◆ THE TASK
Reproduce every entry that follows word for word, but omit the images.

[begin MATERIALS PROVIDED]

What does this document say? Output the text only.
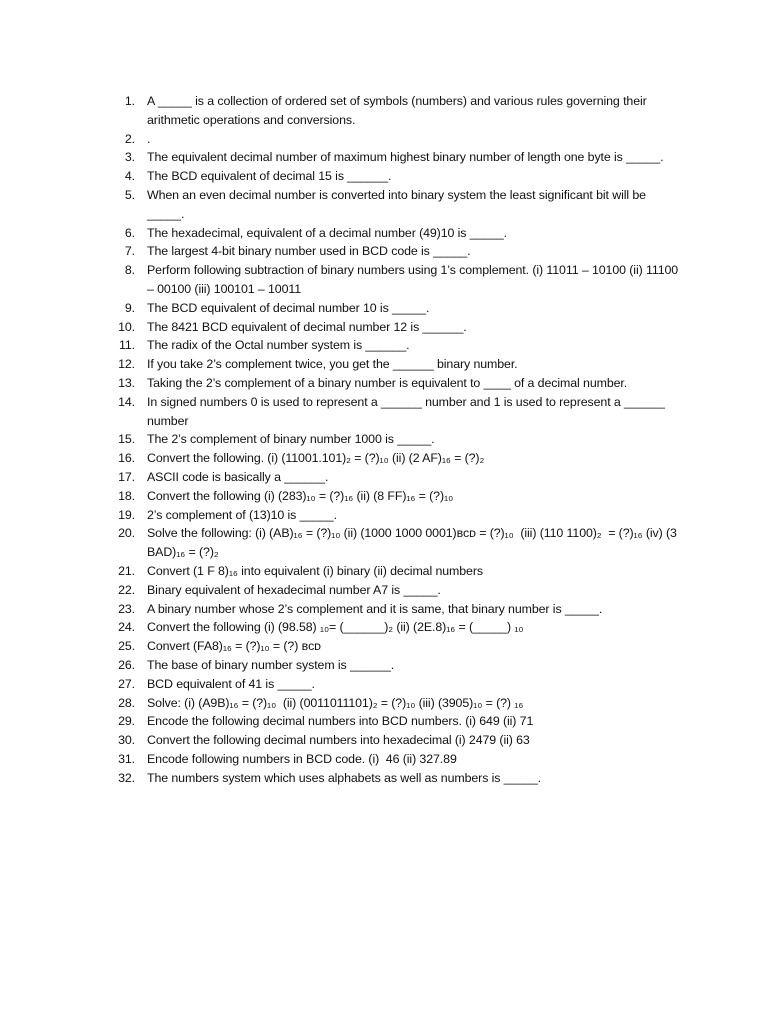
1. A _____ is a collection of ordered set of symbols (numbers) and various rules governing their arithmetic operations and conversions.
2. .
3. The equivalent decimal number of maximum highest binary number of length one byte is _____.
4. The BCD equivalent of decimal 15 is ______.
5. When an even decimal number is converted into binary system the least significant bit will be _____.
6. The hexadecimal, equivalent of a decimal number (49)10 is _____.
7. The largest 4-bit binary number used in BCD code is _____.
8. Perform following subtraction of binary numbers using 1’s complement. (i) 11011 – 10100 (ii) 11100 – 00100 (iii) 100101 – 10011
9. The BCD equivalent of decimal number 10 is _____.
10. The 8421 BCD equivalent of decimal number 12 is ______.
11. The radix of the Octal number system is ______.
12. If you take 2’s complement twice, you get the ______ binary number.
13. Taking the 2’s complement of a binary number is equivalent to ____ of a decimal number.
14. In signed numbers 0 is used to represent a ______ number and 1 is used to represent a ______ number
15. The 2’s complement of binary number 1000 is _____.
16. Convert the following. (i) (11001.101)₂ = (?)₁₀ (ii) (2 AF)₁₆ = (?)₂
17. ASCII code is basically a ______.
18. Convert the following (i) (283)₁₀ = (?)₁₆ (ii) (8 FF)₁₆ = (?)₁₀
19. 2’s complement of (13)10 is _____.
20. Solve the following: (i) (AB)₁₆ = (?)₁₀ (ii) (1000 1000 0001)ʙᴄᴅ = (?)₁₀  (iii) (110 1100)₂  = (?)₁₆ (iv) (3 BAD)₁₆ = (?)₂
21. Convert (1 F 8)₁₆ into equivalent (i) binary (ii) decimal numbers
22. Binary equivalent of hexadecimal number A7 is _____.
23. A binary number whose 2’s complement and it is same, that binary number is _____.
24. Convert the following (i) (98.58) ₁₀= (______)₂ (ii) (2E.8)₁₆ = (_____) ₁₀
25. Convert (FA8)₁₆ = (?)₁₀ = (?) ʙᴄᴅ
26. The base of binary number system is ______.
27. BCD equivalent of 41 is _____.
28. Solve: (i) (A9B)₁₆ = (?)₁₀  (ii) (0011011101)₂ = (?)₁₀ (iii) (3905)₁₀ = (?) ₁₆
29. Encode the following decimal numbers into BCD numbers. (i) 649 (ii) 71
30. Convert the following decimal numbers into hexadecimal (i) 2479 (ii) 63
31. Encode following numbers in BCD code. (i)  46 (ii) 327.89
32. The numbers system which uses alphabets as well as numbers is _____.
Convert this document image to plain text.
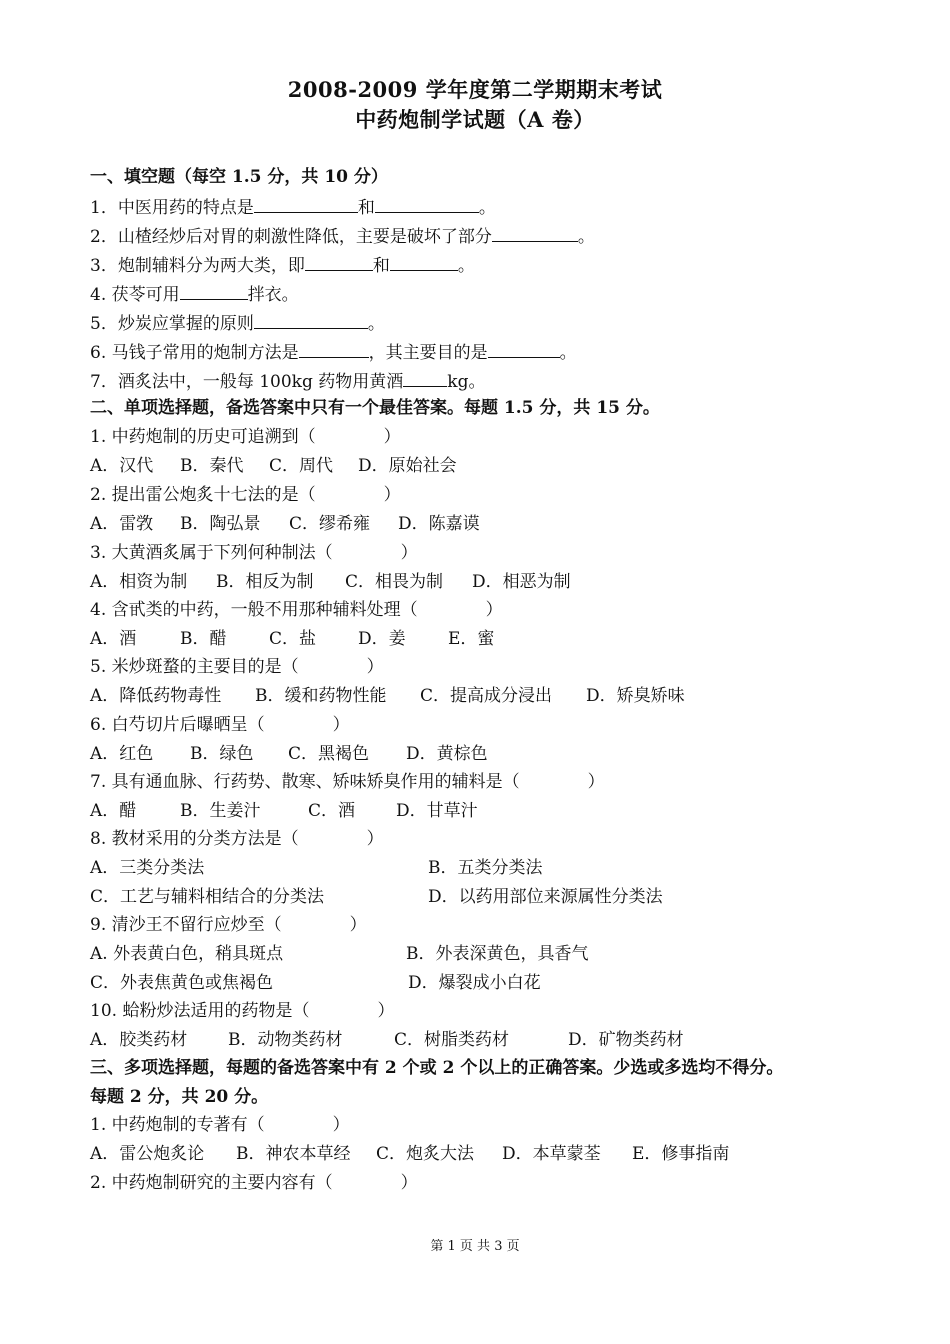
2008-2009 学年度第二学期期末考试
中药炮制学试题（A 卷）
一、填空题（每空 1.5 分，共 10 分）
1．中医用药的特点是	和	。
2．山楂经炒后对胃的刺激性降低，主要是破坏了部分	。
3．炮制辅料分为两大类，即	和	。
4. 茯苓可用	拌衣。
5．炒炭应掌握的原则	。
6. 马钱子常用的炮制方法是	，其主要目的是	。
7．酒炙法中，一般每 100kg 药物用黄酒	kg。
二、单项选择题，备选答案中只有一个最佳答案。每题 1.5 分，共 15 分。
1. 中药炮制的历史可追溯到（　　　　）
A．汉代 B．秦代 C．周代 D．原始社会
2. 提出雷公炮炙十七法的是（　　　　）
A．雷敩 B．陶弘景 C．缪希雍 D．陈嘉谟
3. 大黄酒炙属于下列何种制法（　　　　）
A．相资为制 B．相反为制 C．相畏为制 D．相恶为制
4. 含甙类的中药，一般不用那种辅料处理（　　　　）
A．酒	B．醋	C．盐 D．姜 E．蜜
5. 米炒斑蝥的主要目的是（　　　　）
A．降低药物毒性 B．缓和药物性能 C．提高成分浸出 D．矫臭矫味
6. 白芍切片后曝晒呈（　　　　）
A．红色 B．绿色 C．黑褐色 D．黄棕色
7. 具有通血脉、行药势、散寒、矫味矫臭作用的辅料是（　　　　）
A．醋	B．生姜汁	C．酒 D．甘草汁
8. 教材采用的分类方法是（　　　　）
A．三类分类法	B．五类分类法
C．工艺与辅料相结合的分类法	D．以药用部位来源属性分类法
9. 清沙王不留行应炒至（　　　　）
A. 外表黄白色，稍具斑点	B．外表深黄色，具香气
C．外表焦黄色或焦褐色	D．爆裂成小白花
10. 蛤粉炒法适用的药物是（　　　　）
A．胶类药材 B．动物类药材	C．树脂类药材	D．矿物类药材
三、多项选择题，每题的备选答案中有 2 个或 2 个以上的正确答案。少选或多选均不得分。
每题 2 分，共 20 分。
1. 中药炮制的专著有（　　　　）
A．雷公炮炙论 B．神农本草经 C．炮炙大法 D．本草蒙荃 E．修事指南
2. 中药炮制研究的主要内容有（　　　　）
第 1 页 共 3 页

[end MATERIALS PROVIDED]

◆ OUTPUT OF THE EXERCISE
What does this document say? Output the text only.
1. A _____ is a collection of ordered set of symbols (numbers) and various rules governing their arithmetic operations and conversions.
2. .
3. The equivalent decimal number of maximum highest binary number of length one byte is _____.
4. The BCD equivalent of decimal 15 is ______.
5. When an even decimal number is converted into binary system the least significant bit will be _____.
6. The hexadecimal, equivalent of a decimal number (49)10 is _____.
7. The largest 4-bit binary number used in BCD code is _____.
8. Perform following subtraction of binary numbers using 1’s complement. (i) 11011 – 10100 (ii) 11100 – 00100 (iii) 100101 – 10011
9. The BCD equivalent of decimal number 10 is _____.
10. The 8421 BCD equivalent of decimal number 12 is ______.
11. The radix of the Octal number system is ______.
12. If you take 2’s complement twice, you get the ______ binary number.
13. Taking the 2’s complement of a binary number is equivalent to ____ of a decimal number.
14. In signed numbers 0 is used to represent a ______ number and 1 is used to represent a ______ number
15. The 2’s complement of binary number 1000 is _____.
16. Convert the following. (i) (11001.101)₂ = (?)₁₀ (ii) (2 AF)₁₆ = (?)₂
17. ASCII code is basically a ______.
18. Convert the following (i) (283)₁₀ = (?)₁₆ (ii) (8 FF)₁₆ = (?)₁₀
19. 2’s complement of (13)10 is _____.
20. Solve the following: (i) (AB)₁₆ = (?)₁₀ (ii) (1000 1000 0001)ʙᴄᴅ = (?)₁₀  (iii) (110 1100)₂  = (?)₁₆ (iv) (3 BAD)₁₆ = (?)₂
21. Convert (1 F 8)₁₆ into equivalent (i) binary (ii) decimal numbers
22. Binary equivalent of hexadecimal number A7 is _____.
23. A binary number whose 2’s complement and it is same, that binary number is _____.
24. Convert the following (i) (98.58) ₁₀= (______)₂ (ii) (2E.8)₁₆ = (_____) ₁₀
25. Convert (FA8)₁₆ = (?)₁₀ = (?) ʙᴄᴅ
26. The base of binary number system is ______.
27. BCD equivalent of 41 is _____.
28. Solve: (i) (A9B)₁₆ = (?)₁₀  (ii) (0011011101)₂ = (?)₁₀ (iii) (3905)₁₀ = (?) ₁₆
29. Encode the following decimal numbers into BCD numbers. (i) 649 (ii) 71
30. Convert the following decimal numbers into hexadecimal (i) 2479 (ii) 63
31. Encode following numbers in BCD code. (i)  46 (ii) 327.89
32. The numbers system which uses alphabets as well as numbers is _____.
Convert this document image to plain text.
2008-2009 学年度第二学期期末考试
中药炮制学试题（A 卷）
一、填空题（每空 1.5 分，共 10 分）
1．中医用药的特点是	和	。
2．山楂经炒后对胃的刺激性降低，主要是破坏了部分	。
3．炮制辅料分为两大类，即	和	。
4. 茯苓可用	拌衣。
5．炒炭应掌握的原则	。
6. 马钱子常用的炮制方法是	，其主要目的是	。
7．酒炙法中，一般每 100kg 药物用黄酒	kg。
二、单项选择题，备选答案中只有一个最佳答案。每题 1.5 分，共 15 分。
1. 中药炮制的历史可追溯到（　　　　）
A．汉代 B．秦代 C．周代 D．原始社会
2. 提出雷公炮炙十七法的是（　　　　）
A．雷敩 B．陶弘景 C．缪希雍 D．陈嘉谟
3. 大黄酒炙属于下列何种制法（　　　　）
A．相资为制 B．相反为制 C．相畏为制 D．相恶为制
4. 含甙类的中药，一般不用那种辅料处理（　　　　）
A．酒	B．醋	C．盐 D．姜 E．蜜
5. 米炒斑蝥的主要目的是（　　　　）
A．降低药物毒性 B．缓和药物性能 C．提高成分浸出 D．矫臭矫味
6. 白芍切片后曝晒呈（　　　　）
A．红色 B．绿色 C．黑褐色 D．黄棕色
7. 具有通血脉、行药势、散寒、矫味矫臭作用的辅料是（　　　　）
A．醋	B．生姜汁	C．酒 D．甘草汁
8. 教材采用的分类方法是（　　　　）
A．三类分类法	B．五类分类法
C．工艺与辅料相结合的分类法	D．以药用部位来源属性分类法
9. 清沙王不留行应炒至（　　　　）
A. 外表黄白色，稍具斑点	B．外表深黄色，具香气
C．外表焦黄色或焦褐色	D．爆裂成小白花
10. 蛤粉炒法适用的药物是（　　　　）
A．胶类药材 B．动物类药材	C．树脂类药材	D．矿物类药材
三、多项选择题，每题的备选答案中有 2 个或 2 个以上的正确答案。少选或多选均不得分。
每题 2 分，共 20 分。
1. 中药炮制的专著有（　　　　）
A．雷公炮炙论 B．神农本草经 C．炮炙大法 D．本草蒙荃 E．修事指南
2. 中药炮制研究的主要内容有（　　　　）
第 1 页 共 3 页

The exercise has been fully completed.